----- Input for this task
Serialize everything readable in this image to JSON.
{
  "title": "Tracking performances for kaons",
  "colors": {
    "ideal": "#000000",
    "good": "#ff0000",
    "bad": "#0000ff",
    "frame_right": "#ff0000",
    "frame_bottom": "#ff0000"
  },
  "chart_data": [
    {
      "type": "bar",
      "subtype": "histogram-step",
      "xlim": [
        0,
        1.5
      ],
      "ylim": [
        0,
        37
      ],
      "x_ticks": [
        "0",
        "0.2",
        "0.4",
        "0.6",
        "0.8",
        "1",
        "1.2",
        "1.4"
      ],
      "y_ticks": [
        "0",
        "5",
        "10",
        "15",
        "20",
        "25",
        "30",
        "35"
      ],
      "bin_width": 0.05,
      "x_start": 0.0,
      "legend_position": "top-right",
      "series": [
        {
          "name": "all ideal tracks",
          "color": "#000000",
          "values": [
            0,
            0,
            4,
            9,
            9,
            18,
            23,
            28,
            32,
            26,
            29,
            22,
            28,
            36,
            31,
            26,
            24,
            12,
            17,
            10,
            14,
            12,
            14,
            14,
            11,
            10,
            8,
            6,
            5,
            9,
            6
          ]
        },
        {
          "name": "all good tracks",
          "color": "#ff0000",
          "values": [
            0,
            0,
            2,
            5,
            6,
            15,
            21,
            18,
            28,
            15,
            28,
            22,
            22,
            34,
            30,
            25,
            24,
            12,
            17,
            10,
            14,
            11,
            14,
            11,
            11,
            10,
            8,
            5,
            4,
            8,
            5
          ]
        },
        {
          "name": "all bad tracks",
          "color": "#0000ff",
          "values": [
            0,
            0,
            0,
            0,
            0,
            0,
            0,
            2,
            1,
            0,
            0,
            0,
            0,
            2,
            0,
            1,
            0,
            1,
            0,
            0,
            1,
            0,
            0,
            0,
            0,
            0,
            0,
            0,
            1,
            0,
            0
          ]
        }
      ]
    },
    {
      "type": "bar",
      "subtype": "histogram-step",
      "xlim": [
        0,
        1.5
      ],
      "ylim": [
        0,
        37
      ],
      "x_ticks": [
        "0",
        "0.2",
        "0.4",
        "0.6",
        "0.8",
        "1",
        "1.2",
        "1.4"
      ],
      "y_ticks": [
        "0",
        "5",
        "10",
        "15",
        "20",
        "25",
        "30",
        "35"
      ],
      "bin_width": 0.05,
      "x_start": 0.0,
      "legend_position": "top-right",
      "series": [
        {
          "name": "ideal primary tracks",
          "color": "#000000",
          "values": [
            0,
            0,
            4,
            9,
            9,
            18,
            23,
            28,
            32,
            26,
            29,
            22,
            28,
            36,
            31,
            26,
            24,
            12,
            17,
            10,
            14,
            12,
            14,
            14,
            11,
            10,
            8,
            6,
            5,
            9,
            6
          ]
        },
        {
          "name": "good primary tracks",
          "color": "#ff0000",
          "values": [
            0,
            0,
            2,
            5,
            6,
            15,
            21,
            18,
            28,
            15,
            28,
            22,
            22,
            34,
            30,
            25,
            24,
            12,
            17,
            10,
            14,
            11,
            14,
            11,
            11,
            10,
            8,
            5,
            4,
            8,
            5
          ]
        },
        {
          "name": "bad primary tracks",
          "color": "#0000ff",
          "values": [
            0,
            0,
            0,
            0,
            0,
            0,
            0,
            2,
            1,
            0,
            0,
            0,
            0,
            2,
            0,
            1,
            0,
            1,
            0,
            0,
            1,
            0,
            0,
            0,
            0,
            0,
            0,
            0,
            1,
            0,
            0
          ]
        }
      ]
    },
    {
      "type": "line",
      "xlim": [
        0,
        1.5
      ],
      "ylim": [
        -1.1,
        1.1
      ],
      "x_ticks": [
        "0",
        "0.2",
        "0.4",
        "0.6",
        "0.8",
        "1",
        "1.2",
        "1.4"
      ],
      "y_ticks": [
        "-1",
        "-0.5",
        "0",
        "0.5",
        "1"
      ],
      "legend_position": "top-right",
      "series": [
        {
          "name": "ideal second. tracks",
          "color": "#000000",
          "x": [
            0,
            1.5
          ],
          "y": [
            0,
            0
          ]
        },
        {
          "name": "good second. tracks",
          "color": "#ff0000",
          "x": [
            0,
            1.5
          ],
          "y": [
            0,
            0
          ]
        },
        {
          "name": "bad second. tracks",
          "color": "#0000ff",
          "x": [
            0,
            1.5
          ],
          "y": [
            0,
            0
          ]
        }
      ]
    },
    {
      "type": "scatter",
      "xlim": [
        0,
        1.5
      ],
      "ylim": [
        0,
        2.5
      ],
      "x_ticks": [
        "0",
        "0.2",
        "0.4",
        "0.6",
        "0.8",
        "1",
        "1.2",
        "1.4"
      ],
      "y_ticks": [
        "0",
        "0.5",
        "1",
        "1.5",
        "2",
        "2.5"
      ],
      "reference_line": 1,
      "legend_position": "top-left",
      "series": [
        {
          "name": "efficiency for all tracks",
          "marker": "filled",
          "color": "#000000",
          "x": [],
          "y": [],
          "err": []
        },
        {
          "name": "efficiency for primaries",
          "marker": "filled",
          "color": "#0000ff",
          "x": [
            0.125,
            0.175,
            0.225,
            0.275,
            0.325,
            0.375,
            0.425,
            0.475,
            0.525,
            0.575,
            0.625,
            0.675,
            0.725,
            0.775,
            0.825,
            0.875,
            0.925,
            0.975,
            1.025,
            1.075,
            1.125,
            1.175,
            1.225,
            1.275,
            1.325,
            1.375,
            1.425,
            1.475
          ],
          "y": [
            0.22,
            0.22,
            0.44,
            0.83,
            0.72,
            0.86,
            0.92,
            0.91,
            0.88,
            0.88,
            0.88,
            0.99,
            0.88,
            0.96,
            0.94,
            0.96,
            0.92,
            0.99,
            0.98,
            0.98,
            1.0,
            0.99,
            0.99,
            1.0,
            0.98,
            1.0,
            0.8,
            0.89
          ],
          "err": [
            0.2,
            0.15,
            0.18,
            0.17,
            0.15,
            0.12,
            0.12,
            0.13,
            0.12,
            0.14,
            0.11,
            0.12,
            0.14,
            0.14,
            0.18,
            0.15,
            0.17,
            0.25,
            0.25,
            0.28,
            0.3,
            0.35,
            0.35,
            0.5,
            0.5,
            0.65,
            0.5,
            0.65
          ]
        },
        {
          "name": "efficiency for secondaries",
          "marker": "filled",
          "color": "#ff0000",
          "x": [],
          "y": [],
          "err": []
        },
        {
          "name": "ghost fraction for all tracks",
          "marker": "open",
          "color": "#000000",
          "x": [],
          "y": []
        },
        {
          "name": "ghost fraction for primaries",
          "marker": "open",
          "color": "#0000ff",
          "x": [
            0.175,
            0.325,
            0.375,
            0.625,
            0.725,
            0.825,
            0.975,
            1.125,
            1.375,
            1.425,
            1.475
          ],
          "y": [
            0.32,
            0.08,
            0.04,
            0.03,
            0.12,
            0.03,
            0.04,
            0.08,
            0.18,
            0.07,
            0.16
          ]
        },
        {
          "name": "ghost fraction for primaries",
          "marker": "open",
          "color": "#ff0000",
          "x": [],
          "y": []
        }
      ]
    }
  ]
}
----------
(Direction) Print the records once more, exactly as they were given.

(Response to the exercise)
Serialize everything readable in this image to JSON.
{
  "title": "Tracking performances for kaons",
  "colors": {
    "ideal": "#000000",
    "good": "#ff0000",
    "bad": "#0000ff",
    "frame_right": "#ff0000",
    "frame_bottom": "#ff0000"
  },
  "chart_data": [
    {
      "type": "bar",
      "subtype": "histogram-step",
      "xlim": [
        0,
        1.5
      ],
      "ylim": [
        0,
        37
      ],
      "x_ticks": [
        "0",
        "0.2",
        "0.4",
        "0.6",
        "0.8",
        "1",
        "1.2",
        "1.4"
      ],
      "y_ticks": [
        "0",
        "5",
        "10",
        "15",
        "20",
        "25",
        "30",
        "35"
      ],
      "bin_width": 0.05,
      "x_start": 0.0,
      "legend_position": "top-right",
      "series": [
        {
          "name": "all ideal tracks",
          "color": "#000000",
          "values": [
            0,
            0,
            4,
            9,
            9,
            18,
            23,
            28,
            32,
            26,
            29,
            22,
            28,
            36,
            31,
            26,
            24,
            12,
            17,
            10,
            14,
            12,
            14,
            14,
            11,
            10,
            8,
            6,
            5,
            9,
            6
          ]
        },
        {
          "name": "all good tracks",
          "color": "#ff0000",
          "values": [
            0,
            0,
            2,
            5,
            6,
            15,
            21,
            18,
            28,
            15,
            28,
            22,
            22,
            34,
            30,
            25,
            24,
            12,
            17,
            10,
            14,
            11,
            14,
            11,
            11,
            10,
            8,
            5,
            4,
            8,
            5
          ]
        },
        {
          "name": "all bad tracks",
          "color": "#0000ff",
          "values": [
            0,
            0,
            0,
            0,
            0,
            0,
            0,
            2,
            1,
            0,
            0,
            0,
            0,
            2,
            0,
            1,
            0,
            1,
            0,
            0,
            1,
            0,
            0,
            0,
            0,
            0,
            0,
            0,
            1,
            0,
            0
          ]
        }
      ]
    },
    {
      "type": "bar",
      "subtype": "histogram-step",
      "xlim": [
        0,
        1.5
      ],
      "ylim": [
        0,
        37
      ],
      "x_ticks": [
        "0",
        "0.2",
        "0.4",
        "0.6",
        "0.8",
        "1",
        "1.2",
        "1.4"
      ],
      "y_ticks": [
        "0",
        "5",
        "10",
        "15",
        "20",
        "25",
        "30",
        "35"
      ],
      "bin_width": 0.05,
      "x_start": 0.0,
      "legend_position": "top-right",
      "series": [
        {
          "name": "ideal primary tracks",
          "color": "#000000",
          "values": [
            0,
            0,
            4,
            9,
            9,
            18,
            23,
            28,
            32,
            26,
            29,
            22,
            28,
            36,
            31,
            26,
            24,
            12,
            17,
            10,
            14,
            12,
            14,
            14,
            11,
            10,
            8,
            6,
            5,
            9,
            6
          ]
        },
        {
          "name": "good primary tracks",
          "color": "#ff0000",
          "values": [
            0,
            0,
            2,
            5,
            6,
            15,
            21,
            18,
            28,
            15,
            28,
            22,
            22,
            34,
            30,
            25,
            24,
            12,
            17,
            10,
            14,
            11,
            14,
            11,
            11,
            10,
            8,
            5,
            4,
            8,
            5
          ]
        },
        {
          "name": "bad primary tracks",
          "color": "#0000ff",
          "values": [
            0,
            0,
            0,
            0,
            0,
            0,
            0,
            2,
            1,
            0,
            0,
            0,
            0,
            2,
            0,
            1,
            0,
            1,
            0,
            0,
            1,
            0,
            0,
            0,
            0,
            0,
            0,
            0,
            1,
            0,
            0
          ]
        }
      ]
    },
    {
      "type": "line",
      "xlim": [
        0,
        1.5
      ],
      "ylim": [
        -1.1,
        1.1
      ],
      "x_ticks": [
        "0",
        "0.2",
        "0.4",
        "0.6",
        "0.8",
        "1",
        "1.2",
        "1.4"
      ],
      "y_ticks": [
        "-1",
        "-0.5",
        "0",
        "0.5",
        "1"
      ],
      "legend_position": "top-right",
      "series": [
        {
          "name": "ideal second. tracks",
          "color": "#000000",
          "x": [
            0,
            1.5
          ],
          "y": [
            0,
            0
          ]
        },
        {
          "name": "good second. tracks",
          "color": "#ff0000",
          "x": [
            0,
            1.5
          ],
          "y": [
            0,
            0
          ]
        },
        {
          "name": "bad second. tracks",
          "color": "#0000ff",
          "x": [
            0,
            1.5
          ],
          "y": [
            0,
            0
          ]
        }
      ]
    },
    {
      "type": "scatter",
      "xlim": [
        0,
        1.5
      ],
      "ylim": [
        0,
        2.5
      ],
      "x_ticks": [
        "0",
        "0.2",
        "0.4",
        "0.6",
        "0.8",
        "1",
        "1.2",
        "1.4"
      ],
      "y_ticks": [
        "0",
        "0.5",
        "1",
        "1.5",
        "2",
        "2.5"
      ],
      "reference_line": 1,
      "legend_position": "top-left",
      "series": [
        {
          "name": "efficiency for all tracks",
          "marker": "filled",
          "color": "#000000",
          "x": [],
          "y": [],
          "err": []
        },
        {
          "name": "efficiency for primaries",
          "marker": "filled",
          "color": "#0000ff",
          "x": [
            0.125,
            0.175,
            0.225,
            0.275,
            0.325,
            0.375,
            0.425,
            0.475,
            0.525,
            0.575,
            0.625,
            0.675,
            0.725,
            0.775,
            0.825,
            0.875,
            0.925,
            0.975,
            1.025,
            1.075,
            1.125,
            1.175,
            1.225,
            1.275,
            1.325,
            1.375,
            1.425,
            1.475
          ],
          "y": [
            0.22,
            0.22,
            0.44,
            0.83,
            0.72,
            0.86,
            0.92,
            0.91,
            0.88,
            0.88,
            0.88,
            0.99,
            0.88,
            0.96,
            0.94,
            0.96,
            0.92,
            0.99,
            0.98,
            0.98,
            1.0,
            0.99,
            0.99,
            1.0,
            0.98,
            1.0,
            0.8,
            0.89
          ],
          "err": [
            0.2,
            0.15,
            0.18,
            0.17,
            0.15,
            0.12,
            0.12,
            0.13,
            0.12,
            0.14,
            0.11,
            0.12,
            0.14,
            0.14,
            0.18,
            0.15,
            0.17,
            0.25,
            0.25,
            0.28,
            0.3,
            0.35,
            0.35,
            0.5,
            0.5,
            0.65,
            0.5,
            0.65
          ]
        },
        {
          "name": "efficiency for secondaries",
          "marker": "filled",
          "color": "#ff0000",
          "x": [],
          "y": [],
          "err": []
        },
        {
          "name": "ghost fraction for all tracks",
          "marker": "open",
          "color": "#000000",
          "x": [],
          "y": []
        },
        {
          "name": "ghost fraction for primaries",
          "marker": "open",
          "color": "#0000ff",
          "x": [
            0.175,
            0.325,
            0.375,
            0.625,
            0.725,
            0.825,
            0.975,
            1.125,
            1.375,
            1.425,
            1.475
          ],
          "y": [
            0.32,
            0.08,
            0.04,
            0.03,
            0.12,
            0.03,
            0.04,
            0.08,
            0.18,
            0.07,
            0.16
          ]
        },
        {
          "name": "ghost fraction for primaries",
          "marker": "open",
          "color": "#ff0000",
          "x": [],
          "y": []
        }
      ]
    }
  ]
}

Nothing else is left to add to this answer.